==== Recorded data ====
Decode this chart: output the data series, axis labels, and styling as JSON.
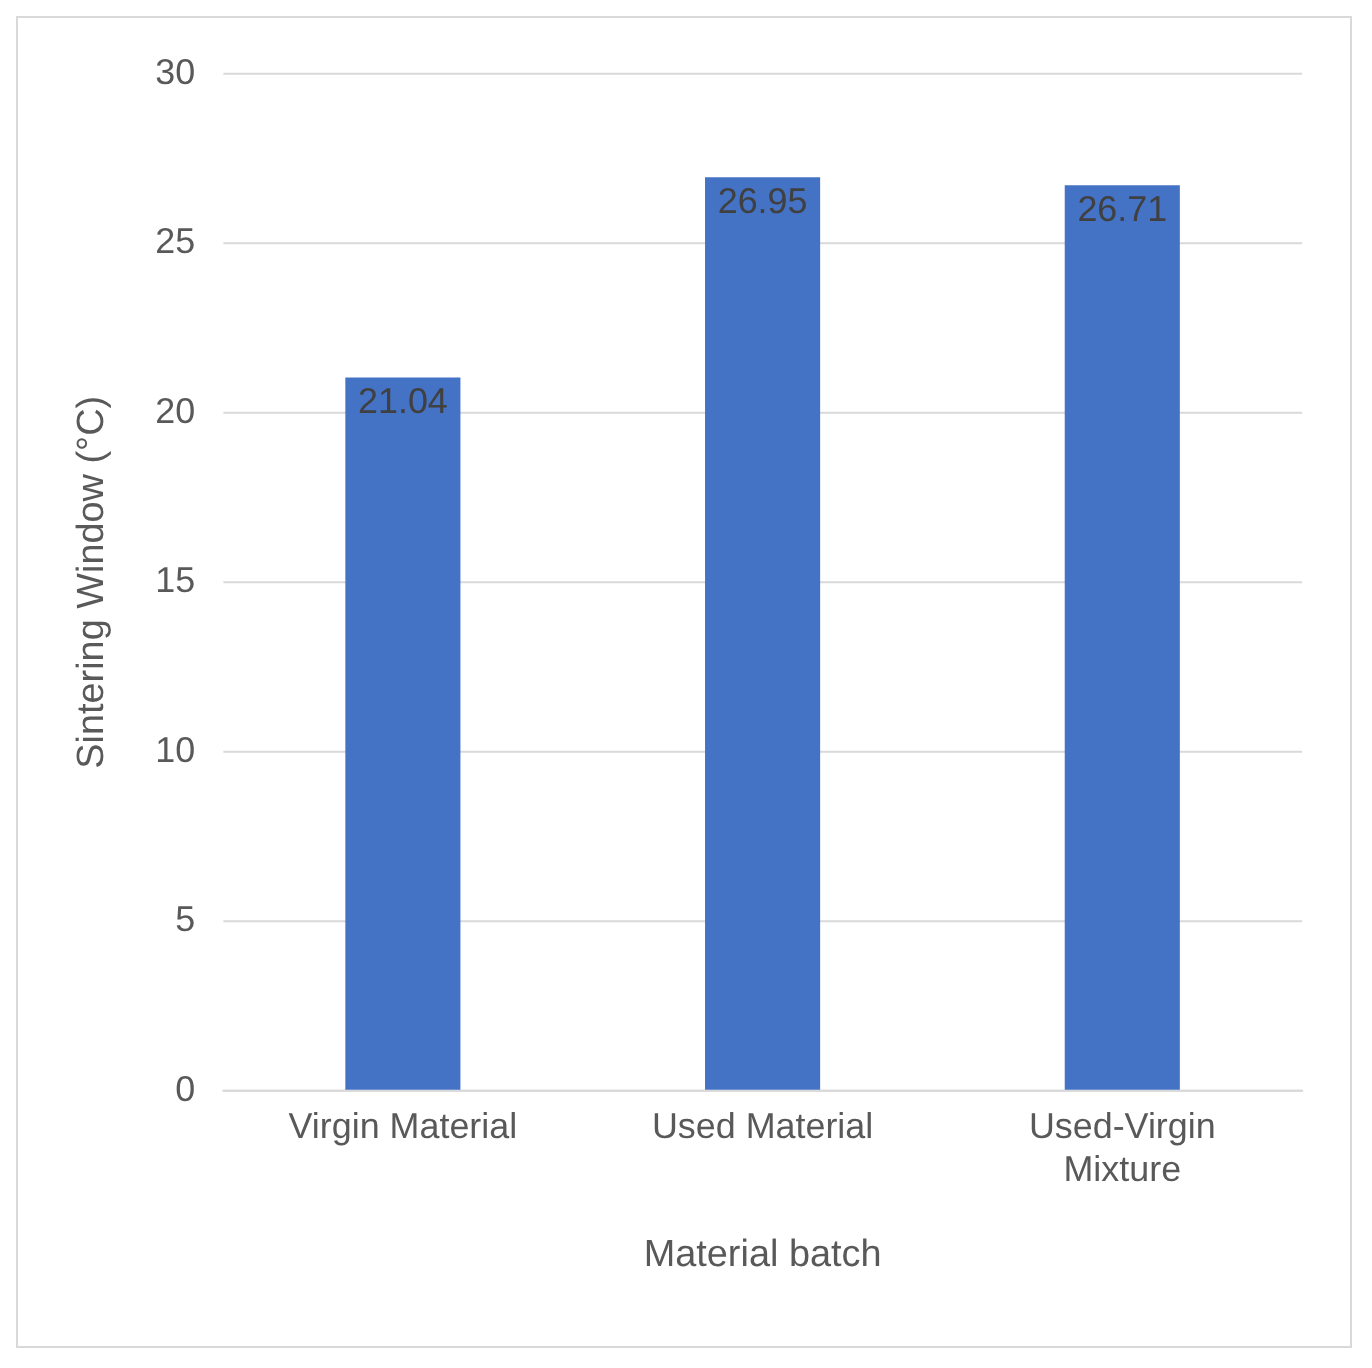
{
  "chart_data": {
    "type": "bar",
    "xlabel": "Material batch",
    "ylabel": "Sintering Window (°C)",
    "categories": [
      "Virgin Material",
      "Used Material",
      "Used-Virgin Mixture"
    ],
    "values": [
      21.04,
      26.95,
      26.71
    ],
    "color": "#4472c4",
    "ylim": [
      0,
      30
    ],
    "yticks": [
      0,
      5,
      10,
      15,
      20,
      25,
      30
    ],
    "grid": "y",
    "data_labels": true,
    "legend": false
  }
}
====
What is being asked - Each line of the data should be quoted exactly, with pictures left out.

Problem solution -
Decode this chart: output the data series, axis labels, and styling as JSON.
{
  "chart_data": {
    "type": "bar",
    "xlabel": "Material batch",
    "ylabel": "Sintering Window (°C)",
    "categories": [
      "Virgin Material",
      "Used Material",
      "Used-Virgin Mixture"
    ],
    "values": [
      21.04,
      26.95,
      26.71
    ],
    "color": "#4472c4",
    "ylim": [
      0,
      30
    ],
    "yticks": [
      0,
      5,
      10,
      15,
      20,
      25,
      30
    ],
    "grid": "y",
    "data_labels": true,
    "legend": false
  }
}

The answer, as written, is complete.